***** Working data *****

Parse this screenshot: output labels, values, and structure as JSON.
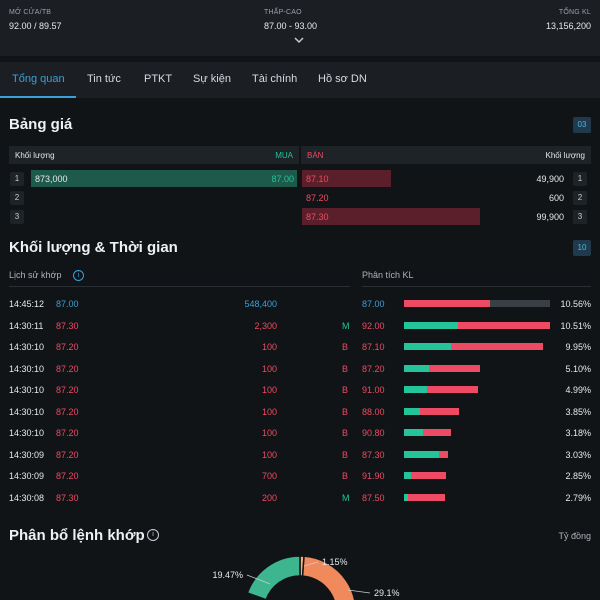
{
  "header": {
    "open_avg_label": "MỞ CỬA/TB",
    "open_avg_value": "92.00 / 89.57",
    "low_high_label": "THẤP-CAO",
    "low_high_value": "87.00 - 93.00",
    "volume_label": "TỔNG KL",
    "volume_value": "13,156,200"
  },
  "tabs": [
    "Tổng quan",
    "Tin tức",
    "PTKT",
    "Sự kiện",
    "Tài chính",
    "Hồ sơ DN"
  ],
  "orderbook": {
    "title": "Bảng giá",
    "badge": "03",
    "col_buy_vol": "Khối lượng",
    "col_buy": "MUA",
    "col_sell": "BÁN",
    "col_sell_vol": "Khối lượng",
    "rows": [
      {
        "idx": "1",
        "buy_vol": "873,000",
        "buy_price": "87.00",
        "sell_price": "87.10",
        "sell_vol": "49,900",
        "idx_r": "1",
        "buy_frac": 1.0,
        "sell_frac": 0.3
      },
      {
        "idx": "2",
        "buy_vol": "",
        "buy_price": "",
        "sell_price": "87.20",
        "sell_vol": "600",
        "idx_r": "2",
        "buy_frac": 0,
        "sell_frac": 0
      },
      {
        "idx": "3",
        "buy_vol": "",
        "buy_price": "",
        "sell_price": "87.30",
        "sell_vol": "99,900",
        "idx_r": "3",
        "buy_frac": 0,
        "sell_frac": 0.6
      }
    ]
  },
  "volume_time": {
    "title": "Khối lượng & Thời gian",
    "badge": "10",
    "history_label": "Lịch sử khớp",
    "analysis_label": "Phân tích KL",
    "history": [
      {
        "time": "14:45:12",
        "price": "87.00",
        "vol": "548,400",
        "side": "",
        "color": "blue"
      },
      {
        "time": "14:30:11",
        "price": "87.30",
        "vol": "2,300",
        "side": "M",
        "color": "red"
      },
      {
        "time": "14:30:10",
        "price": "87.20",
        "vol": "100",
        "side": "B",
        "color": "red"
      },
      {
        "time": "14:30:10",
        "price": "87.20",
        "vol": "100",
        "side": "B",
        "color": "red"
      },
      {
        "time": "14:30:10",
        "price": "87.20",
        "vol": "100",
        "side": "B",
        "color": "red"
      },
      {
        "time": "14:30:10",
        "price": "87.20",
        "vol": "100",
        "side": "B",
        "color": "red"
      },
      {
        "time": "14:30:10",
        "price": "87.20",
        "vol": "100",
        "side": "B",
        "color": "red"
      },
      {
        "time": "14:30:09",
        "price": "87.20",
        "vol": "100",
        "side": "B",
        "color": "red"
      },
      {
        "time": "14:30:09",
        "price": "87.20",
        "vol": "700",
        "side": "B",
        "color": "red"
      },
      {
        "time": "14:30:08",
        "price": "87.30",
        "vol": "200",
        "side": "M",
        "color": "red"
      }
    ],
    "analysis": [
      {
        "price": "87.00",
        "pct": "10.56%",
        "color": "blue",
        "green": 0.0,
        "red": 0.59,
        "gray": 0.41
      },
      {
        "price": "92.00",
        "pct": "10.51%",
        "color": "red",
        "green": 0.37,
        "red": 0.63,
        "gray": 0
      },
      {
        "price": "87.10",
        "pct": "9.95%",
        "color": "red",
        "green": 0.32,
        "red": 0.63,
        "gray": 0
      },
      {
        "price": "87.20",
        "pct": "5.10%",
        "color": "red",
        "green": 0.17,
        "red": 0.35,
        "gray": 0
      },
      {
        "price": "91.00",
        "pct": "4.99%",
        "color": "red",
        "green": 0.16,
        "red": 0.35,
        "gray": 0
      },
      {
        "price": "88.00",
        "pct": "3.85%",
        "color": "red",
        "green": 0.11,
        "red": 0.27,
        "gray": 0
      },
      {
        "price": "90.80",
        "pct": "3.18%",
        "color": "red",
        "green": 0.13,
        "red": 0.19,
        "gray": 0
      },
      {
        "price": "87.30",
        "pct": "3.03%",
        "color": "red",
        "green": 0.24,
        "red": 0.06,
        "gray": 0
      },
      {
        "price": "91.90",
        "pct": "2.85%",
        "color": "red",
        "green": 0.05,
        "red": 0.24,
        "gray": 0
      },
      {
        "price": "87.50",
        "pct": "2.79%",
        "color": "red",
        "green": 0.03,
        "red": 0.25,
        "gray": 0
      }
    ]
  },
  "distribution": {
    "title": "Phân bổ lệnh khớp",
    "ratio_label": "Tỷ đồng",
    "slices": [
      {
        "label": "19.47%",
        "value": 19.47,
        "color": "#3db58e"
      },
      {
        "label": "1.15%",
        "value": 1.15,
        "color": "#f0b27a"
      },
      {
        "label": "29.1%",
        "value": 29.1,
        "color": "#f08a5d"
      }
    ]
  },
  "colors": {
    "accent": "#3aa0d8",
    "buy": "#25c39a",
    "sell": "#ef4a63"
  }
}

*****

**Directions:** Gather and copy every line of the data in which the string "green" is found.

**Result:**
        "green": 0.0,
        "green": 0.37,
        "green": 0.32,
        "green": 0.17,
        "green": 0.16,
        "green": 0.11,
        "green": 0.13,
        "green": 0.24,
        "green": 0.05,
        "green": 0.03,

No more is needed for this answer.